WRITTEN REQUEST: Wherever the word "Ameren" turns up in a line of the entries, copy that line.
begin DATA RECORDS
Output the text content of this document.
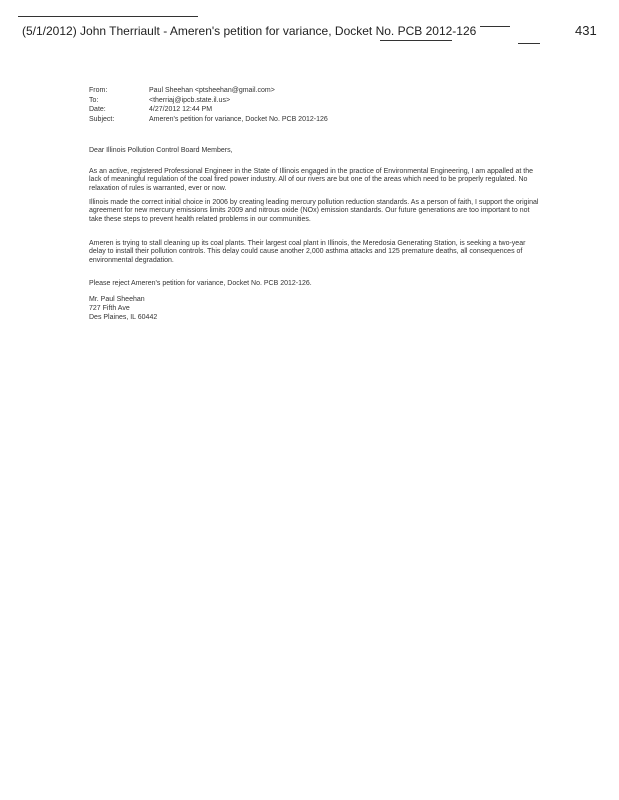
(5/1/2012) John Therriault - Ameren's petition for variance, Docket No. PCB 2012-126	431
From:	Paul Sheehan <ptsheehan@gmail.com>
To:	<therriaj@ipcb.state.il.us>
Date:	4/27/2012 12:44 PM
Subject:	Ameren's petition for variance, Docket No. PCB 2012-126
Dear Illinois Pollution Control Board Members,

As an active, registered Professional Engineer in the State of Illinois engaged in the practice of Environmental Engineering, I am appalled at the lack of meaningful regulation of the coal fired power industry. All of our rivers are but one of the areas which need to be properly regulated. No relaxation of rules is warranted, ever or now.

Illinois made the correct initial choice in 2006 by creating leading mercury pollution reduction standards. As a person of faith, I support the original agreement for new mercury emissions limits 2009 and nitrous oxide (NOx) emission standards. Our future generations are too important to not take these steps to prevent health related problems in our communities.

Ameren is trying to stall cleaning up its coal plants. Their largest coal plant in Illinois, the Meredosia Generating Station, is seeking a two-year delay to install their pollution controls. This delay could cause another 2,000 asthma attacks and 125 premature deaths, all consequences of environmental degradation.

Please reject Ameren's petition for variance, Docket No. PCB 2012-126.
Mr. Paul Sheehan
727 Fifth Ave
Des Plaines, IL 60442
end DATA RECORDS
PROBLEM SOLUTION:
(5/1/2012) John Therriault - Ameren's petition for variance, Docket No. PCB 2012-126	431
Subject:	Ameren's petition for variance, Docket No. PCB 2012-126
Ameren is trying to stall cleaning up its coal plants. Their largest coal plant in Illinois, the Meredosia Generating Station, is seeking a two-year delay to install their pollution controls. This delay could cause another 2,000 asthma attacks and 125 premature deaths, all consequences of environmental degradation.
Please reject Ameren's petition for variance, Docket No. PCB 2012-126.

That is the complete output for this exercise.